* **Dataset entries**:
------------------------
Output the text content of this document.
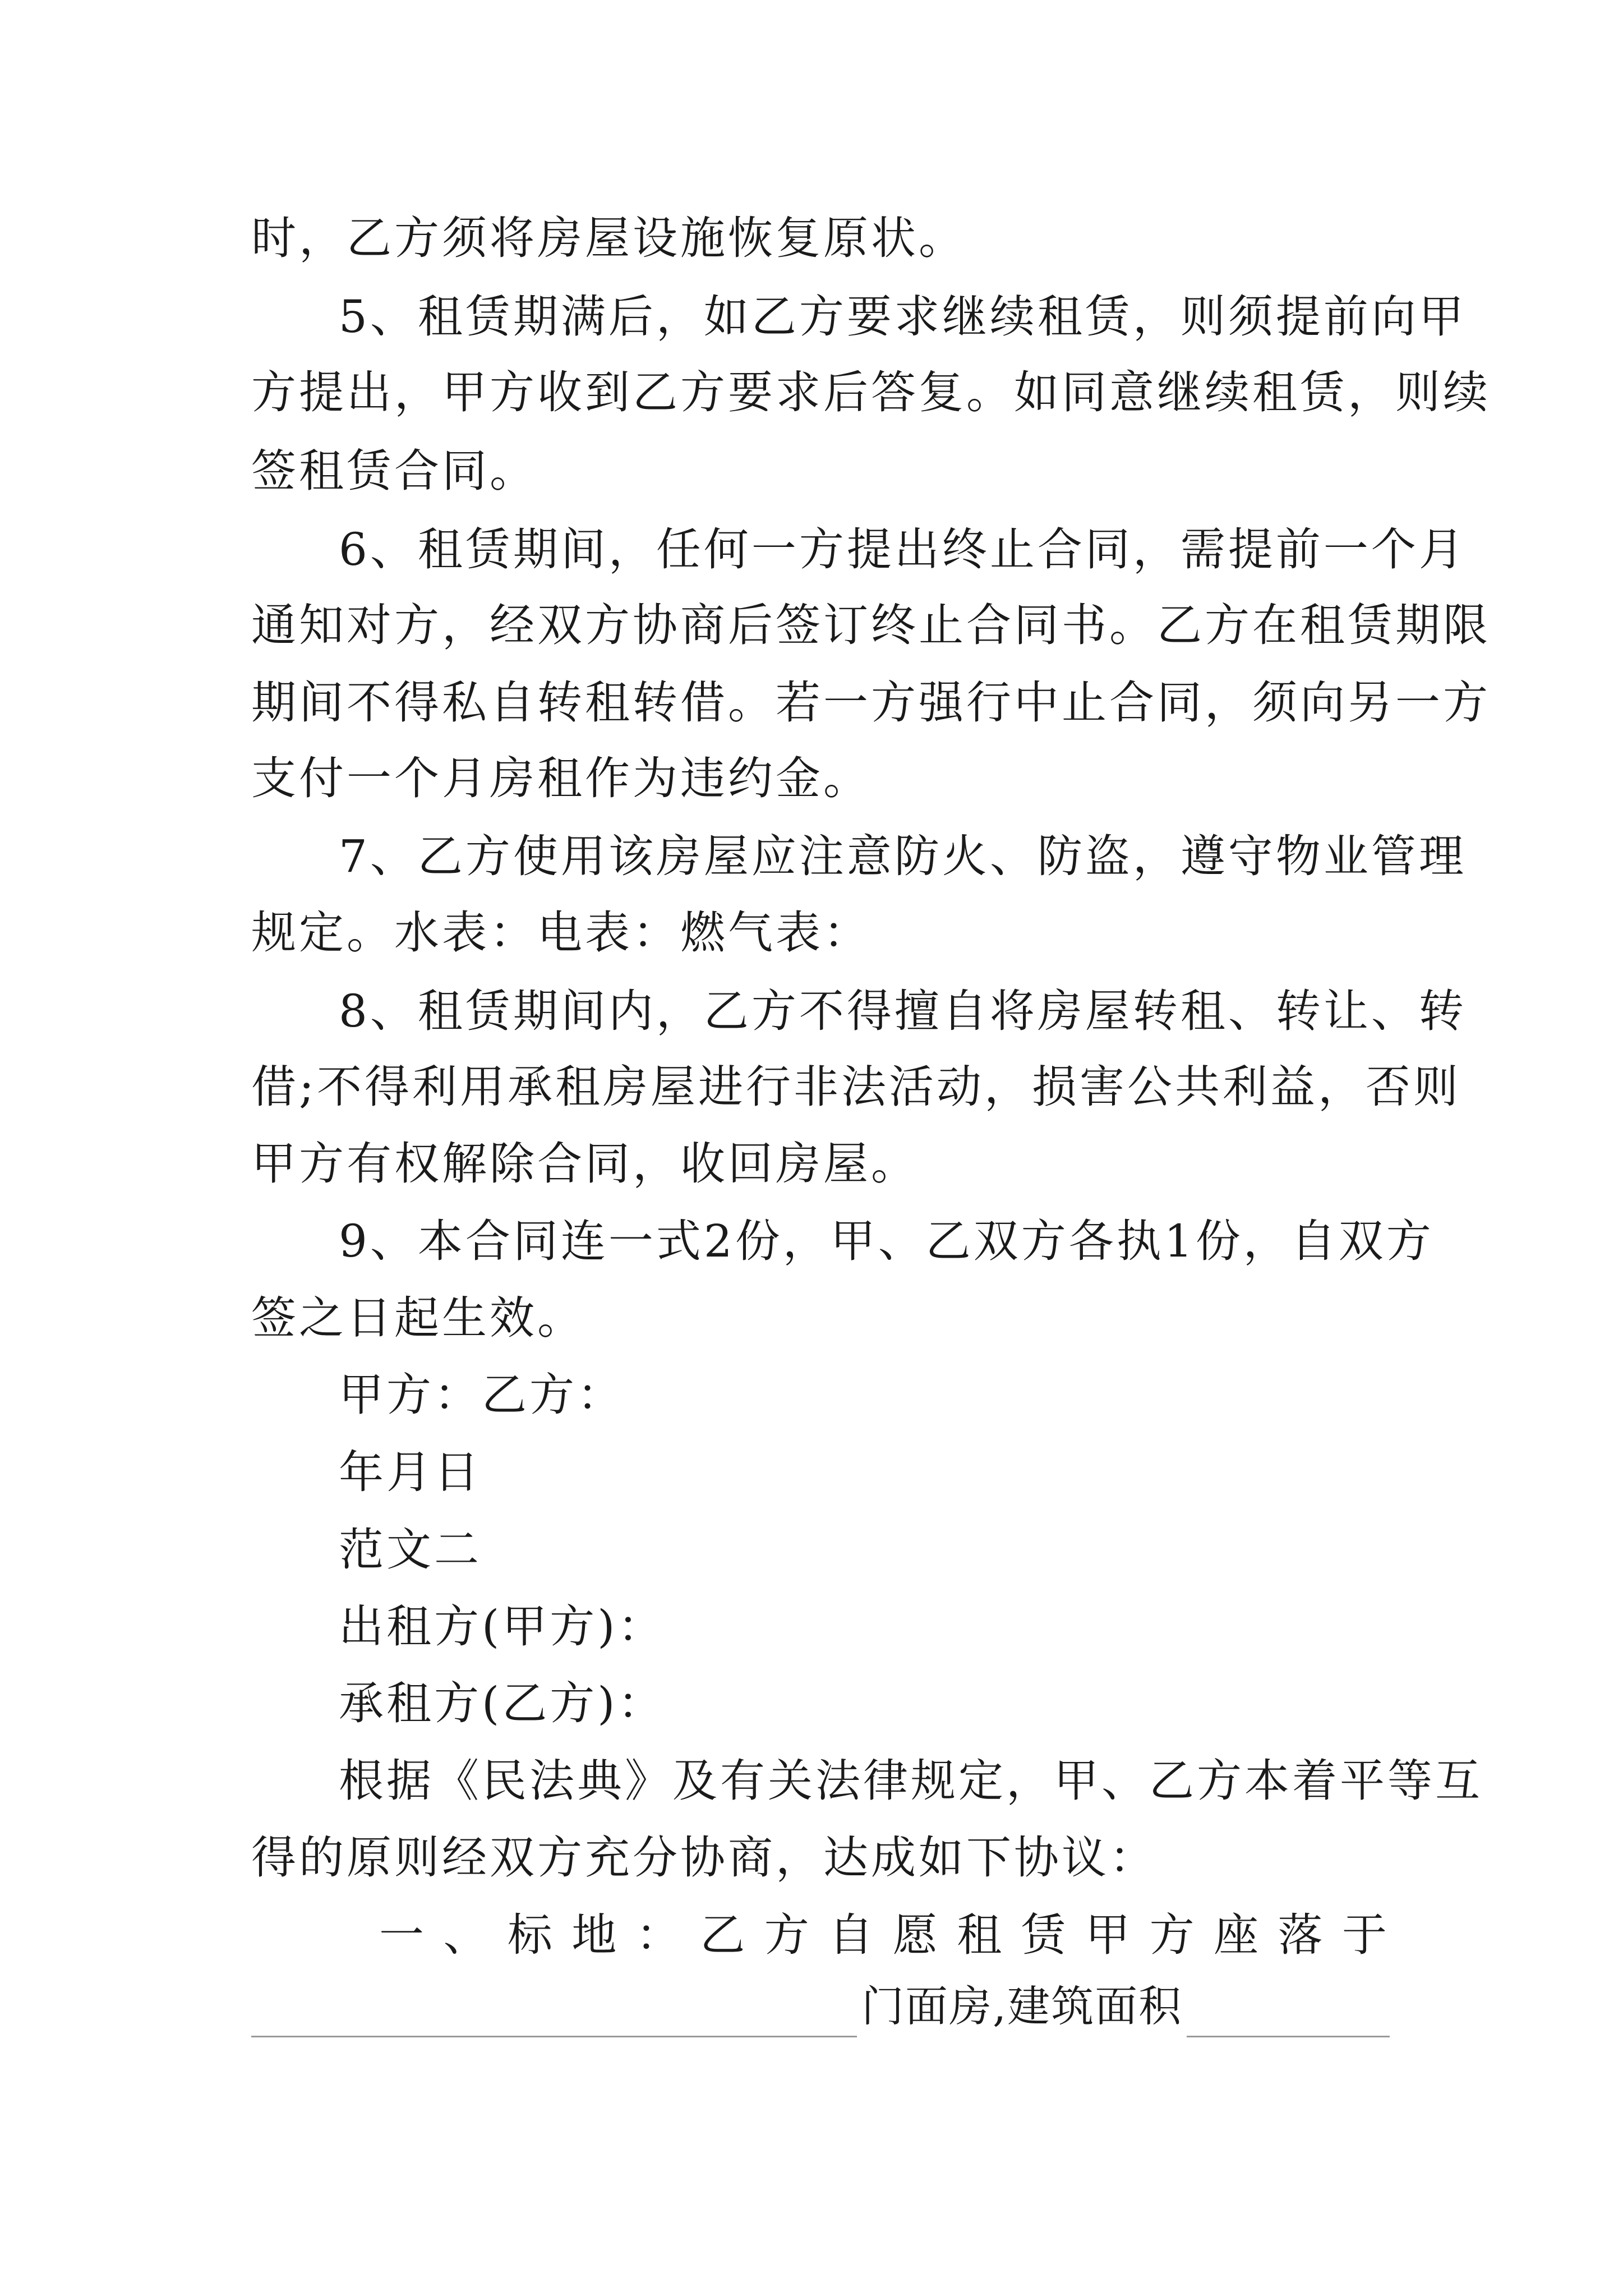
时，乙方须将房屋设施恢复原状。
5、租赁期满后，如乙方要求继续租赁，则须提前向甲
方提出，甲方收到乙方要求后答复。如同意继续租赁，则续
签租赁合同。
6、租赁期间，任何一方提出终止合同，需提前一个月
通知对方，经双方协商后签订终止合同书。乙方在租赁期限
期间不得私自转租转借。若一方强行中止合同，须向另一方
支付一个月房租作为违约金。
7、乙方使用该房屋应注意防火、防盗，遵守物业管理
规定。水表：电表：燃气表：
8、租赁期间内，乙方不得擅自将房屋转租、转让、转
借;不得利用承租房屋进行非法活动，损害公共利益，否则
甲方有权解除合同，收回房屋。
9、本合同连一式2份，甲、乙双方各执1份，自双方
签之日起生效。
甲方：乙方：
年月日
范文二
出租方(甲方)：
承租方(乙方)：
根据《民法典》及有关法律规定，甲、乙方本着平等互
得的原则经双方充分协商，达成如下协议：
一、标地：乙方自愿租赁甲方座落于
门面房,建筑面积
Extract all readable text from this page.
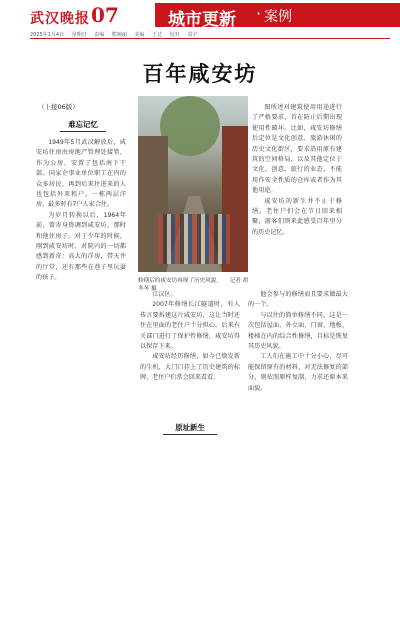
武汉晚报 07	城市更新 · 案例
2025年1月4日 星期日 责编 熊婉丽 美编 王达 校对 周宇
百年咸安坊
（上接06版）
难忘记忆

1949年5月武汉解放后，咸安坊住房由房地产管理处接管，作为公房，安置了包括南下干部、国家企事业单位职工在内的众多居民，再到后来往进来的人也包括外来租户。一栋两层洋房，最多时有7户人家合住。

为岁月转换以后，1964年前、曾寄身资调到咸安坊，那时和他住房子。对于少年的时候，刚到咸安坊时，对院内的一切都感到新奇：高大的洋房，带天井的厅堂，还有那些在巷子里玩耍的孩子。	修缮后的咸安坊再现了历史风貌。 记者 胡冬冬 摄

江汉区。

2007年修缮长江隧道时，有人传言要拆建这片咸安坊，这让当时还住在里面的老住户十分担心。后来有关部门进行了保护性修缮，咸安坊得以保存下来。

咸安坊经历修缮，如今已焕发新的生机，大门口挂上了历史建筑的标牌，老住户们常会回来看看。

原址新生

他会参与的修缮而且要求做最大的一个。

与以往的简单修缮不同，这是一次包括屋面、外立面、门窗、地板、楼梯在内的综合性修缮，目标是恢复其历史风貌。

工人们在施工中十分小心，尽可能保留原有的材料，对无法修复的部分，则依照原样复制，力求还原本来面貌。

图所述对建筑使用用途进行了严格要求，首在防止后期出现使用性破坏。比如，咸安坊修缮后定位是文化创意、旅游休闲的历史文化街区，要求沿用原有建筑的空间格局，以及其他定位于文化、创意、旅行的业态，不能用作安全性质的仓库或者作为其他用途。

咸安坊的新生并不止于修缮。老住户们会在节日回来相聚，游客们则来此感受百年里分的历史记忆。
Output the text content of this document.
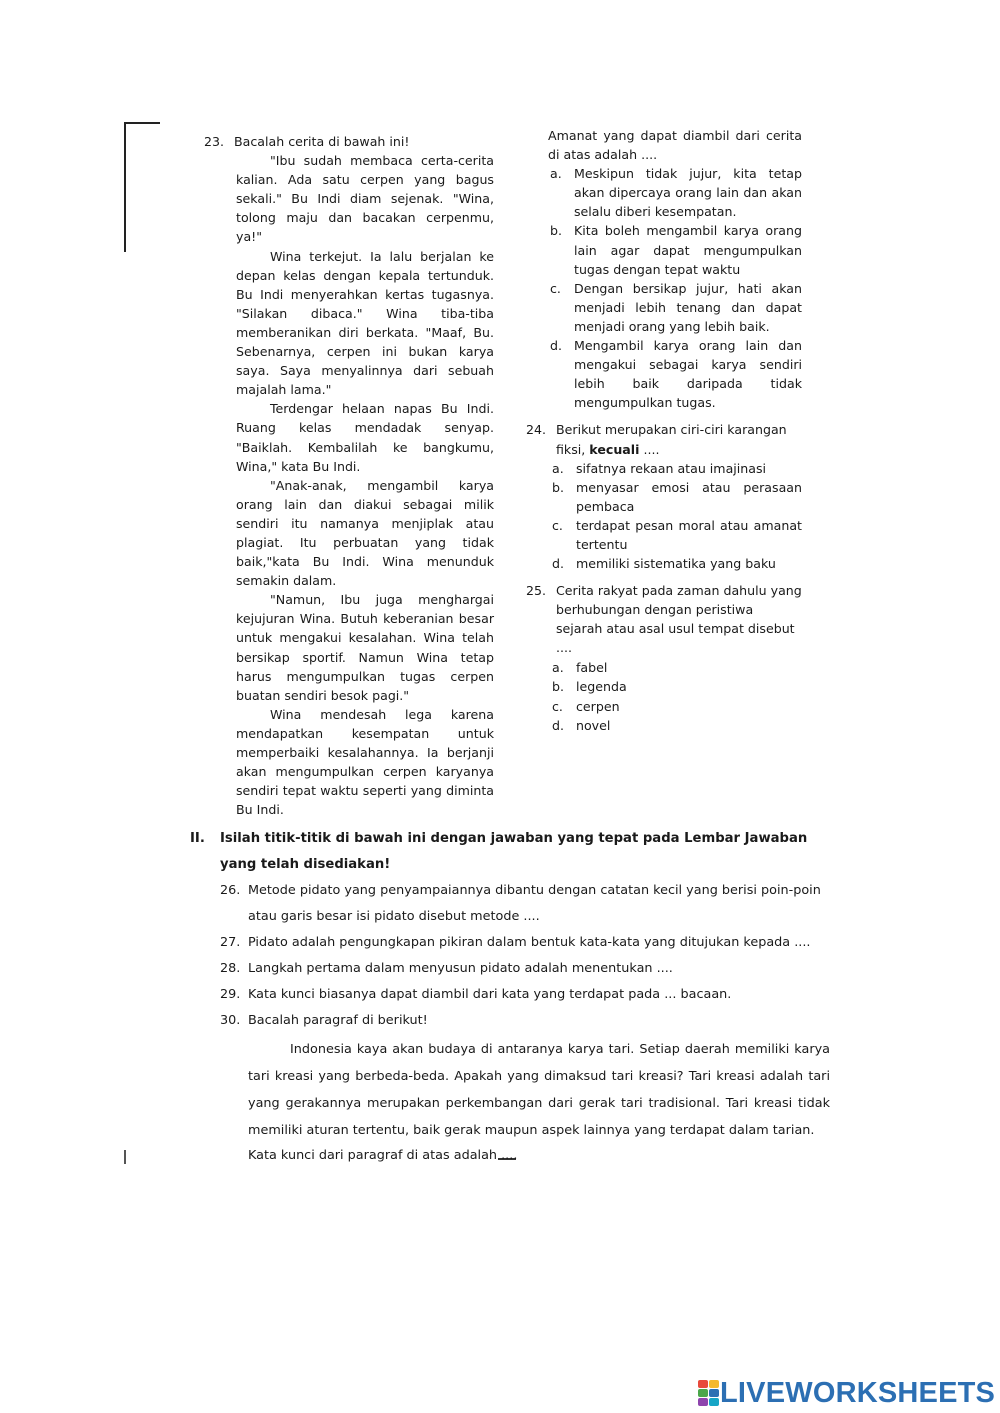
23. Bacalah cerita di bawah ini!

"Ibu sudah membaca certa-cerita kalian. Ada satu cerpen yang bagus sekali." Bu Indi diam sejenak. "Wina, tolong maju dan bacakan cerpenmu, ya!"

Wina terkejut. Ia lalu berjalan ke depan kelas dengan kepala tertunduk. Bu Indi menyerahkan kertas tugasnya. "Silakan dibaca." Wina tiba-tiba memberanikan diri berkata. "Maaf, Bu. Sebenarnya, cerpen ini bukan karya saya. Saya menyalinnya dari sebuah majalah lama."

Terdengar helaan napas Bu Indi. Ruang kelas mendadak senyap. "Baiklah. Kembalilah ke bangkumu, Wina," kata Bu Indi.

"Anak-anak, mengambil karya orang lain dan diakui sebagai milik sendiri itu namanya menjiplak atau plagiat. Itu perbuatan yang tidak baik,"kata Bu Indi. Wina menunduk semakin dalam.

"Namun, Ibu juga menghargai kejujuran Wina. Butuh keberanian besar untuk mengakui kesalahan. Wina telah bersikap sportif. Namun Wina tetap harus mengumpulkan tugas cerpen buatan sendiri besok pagi."

Wina mendesah lega karena mendapatkan kesempatan untuk memperbaiki kesalahannya. Ia berjanji akan mengumpulkan cerpen karyanya sendiri tepat waktu seperti yang diminta Bu Indi.

Amanat yang dapat diambil dari cerita di atas adalah ....
a. Meskipun tidak jujur, kita tetap akan dipercaya orang lain dan akan selalu diberi kesempatan.
b. Kita boleh mengambil karya orang lain agar dapat mengumpulkan tugas dengan tepat waktu
c. Dengan bersikap jujur, hati akan menjadi lebih tenang dan dapat menjadi orang yang lebih baik.
d. Mengambil karya orang lain dan mengakui sebagai karya sendiri lebih baik daripada tidak mengumpulkan tugas.
24. Berikut merupakan ciri-ciri karangan fiksi, kecuali ....
a. sifatnya rekaan atau imajinasi
b. menyasar emosi atau perasaan pembaca
c. terdapat pesan moral atau amanat tertentu
d. memiliki sistematika yang baku
25. Cerita rakyat pada zaman dahulu yang berhubungan dengan peristiwa sejarah atau asal usul tempat disebut ....
a. fabel
b. legenda
c. cerpen
d. novel
II. Isilah titik-titik di bawah ini dengan jawaban yang tepat pada Lembar Jawaban yang telah disediakan!
26. Metode pidato yang penyampaiannya dibantu dengan catatan kecil yang berisi poin-poin atau garis besar isi pidato disebut metode ....
27. Pidato adalah pengungkapan pikiran dalam bentuk kata-kata yang ditujukan kepada ....
28. Langkah pertama dalam menyusun pidato adalah menentukan ....
29. Kata kunci biasanya dapat diambil dari kata yang terdapat pada ... bacaan.
30. Bacalah paragraf di berikut!
Indonesia kaya akan budaya di antaranya karya tari. Setiap daerah memiliki karya tari kreasi yang berbeda-beda. Apakah yang dimaksud tari kreasi? Tari kreasi adalah tari yang gerakannya merupakan perkembangan dari gerak tari tradisional. Tari kreasi tidak memiliki aturan tertentu, baik gerak maupun aspek lainnya yang terdapat dalam tarian.
Kata kunci dari paragraf di atas adalah ....
LIVEWORKSHEETS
------------------------
* **Task goal**:
Look through the data and show every line containing "tetap".

* **Result of this exercise**:
"Namun, Ibu juga menghargai kejujuran Wina. Butuh keberanian besar untuk mengakui kesalahan. Wina telah bersikap sportif. Namun Wina tetap harus mengumpulkan tugas cerpen buatan sendiri besok pagi."
a. Meskipun tidak jujur, kita tetap akan dipercaya orang lain dan akan selalu diberi kesempatan.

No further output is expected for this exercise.